══ DATA PROVIDED ══

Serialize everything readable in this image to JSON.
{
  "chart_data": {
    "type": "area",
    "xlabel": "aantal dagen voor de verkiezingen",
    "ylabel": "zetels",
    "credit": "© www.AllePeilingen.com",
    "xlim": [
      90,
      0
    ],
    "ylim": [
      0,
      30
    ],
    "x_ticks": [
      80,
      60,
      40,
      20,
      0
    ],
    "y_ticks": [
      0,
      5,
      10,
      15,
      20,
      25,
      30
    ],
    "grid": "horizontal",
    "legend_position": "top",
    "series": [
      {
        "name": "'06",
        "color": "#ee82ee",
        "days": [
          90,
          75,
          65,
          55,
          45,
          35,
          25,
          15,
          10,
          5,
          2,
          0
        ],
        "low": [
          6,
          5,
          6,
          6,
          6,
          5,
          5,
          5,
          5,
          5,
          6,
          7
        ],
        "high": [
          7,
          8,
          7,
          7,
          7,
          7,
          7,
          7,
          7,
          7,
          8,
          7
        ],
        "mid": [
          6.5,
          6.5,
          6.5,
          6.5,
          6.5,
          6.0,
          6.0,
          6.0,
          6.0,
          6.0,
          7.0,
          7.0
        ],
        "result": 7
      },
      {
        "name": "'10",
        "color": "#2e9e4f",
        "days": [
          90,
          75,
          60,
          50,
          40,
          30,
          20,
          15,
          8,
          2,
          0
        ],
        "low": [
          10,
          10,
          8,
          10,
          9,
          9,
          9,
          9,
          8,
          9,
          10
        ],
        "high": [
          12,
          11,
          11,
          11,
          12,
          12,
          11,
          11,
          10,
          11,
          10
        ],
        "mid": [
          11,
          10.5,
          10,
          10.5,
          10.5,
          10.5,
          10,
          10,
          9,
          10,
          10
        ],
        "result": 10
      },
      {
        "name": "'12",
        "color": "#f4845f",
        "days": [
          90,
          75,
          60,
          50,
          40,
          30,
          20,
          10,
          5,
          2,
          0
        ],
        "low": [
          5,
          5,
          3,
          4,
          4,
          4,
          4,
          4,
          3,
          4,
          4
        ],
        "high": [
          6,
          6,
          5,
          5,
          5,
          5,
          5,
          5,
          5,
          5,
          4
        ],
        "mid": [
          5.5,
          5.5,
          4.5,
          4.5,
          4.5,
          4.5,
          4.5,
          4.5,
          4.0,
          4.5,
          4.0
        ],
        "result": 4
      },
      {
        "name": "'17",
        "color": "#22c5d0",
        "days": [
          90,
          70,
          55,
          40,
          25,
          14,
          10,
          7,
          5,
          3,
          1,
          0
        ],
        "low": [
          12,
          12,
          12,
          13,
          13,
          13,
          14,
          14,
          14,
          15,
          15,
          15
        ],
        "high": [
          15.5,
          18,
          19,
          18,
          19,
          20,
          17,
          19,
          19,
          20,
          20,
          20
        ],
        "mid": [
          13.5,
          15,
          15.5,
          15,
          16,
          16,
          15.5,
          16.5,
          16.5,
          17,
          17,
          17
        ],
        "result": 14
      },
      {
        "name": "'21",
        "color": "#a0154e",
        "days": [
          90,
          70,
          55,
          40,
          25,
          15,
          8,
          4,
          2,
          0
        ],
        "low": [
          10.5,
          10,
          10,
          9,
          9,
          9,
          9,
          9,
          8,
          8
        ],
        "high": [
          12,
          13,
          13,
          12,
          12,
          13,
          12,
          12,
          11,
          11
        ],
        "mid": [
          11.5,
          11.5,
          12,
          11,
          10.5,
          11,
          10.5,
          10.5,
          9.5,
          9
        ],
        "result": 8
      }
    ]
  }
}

═══

THE TASK: Your answer should be a single number: the count of lines in these records that hold the string "color".

THE RESULT: 5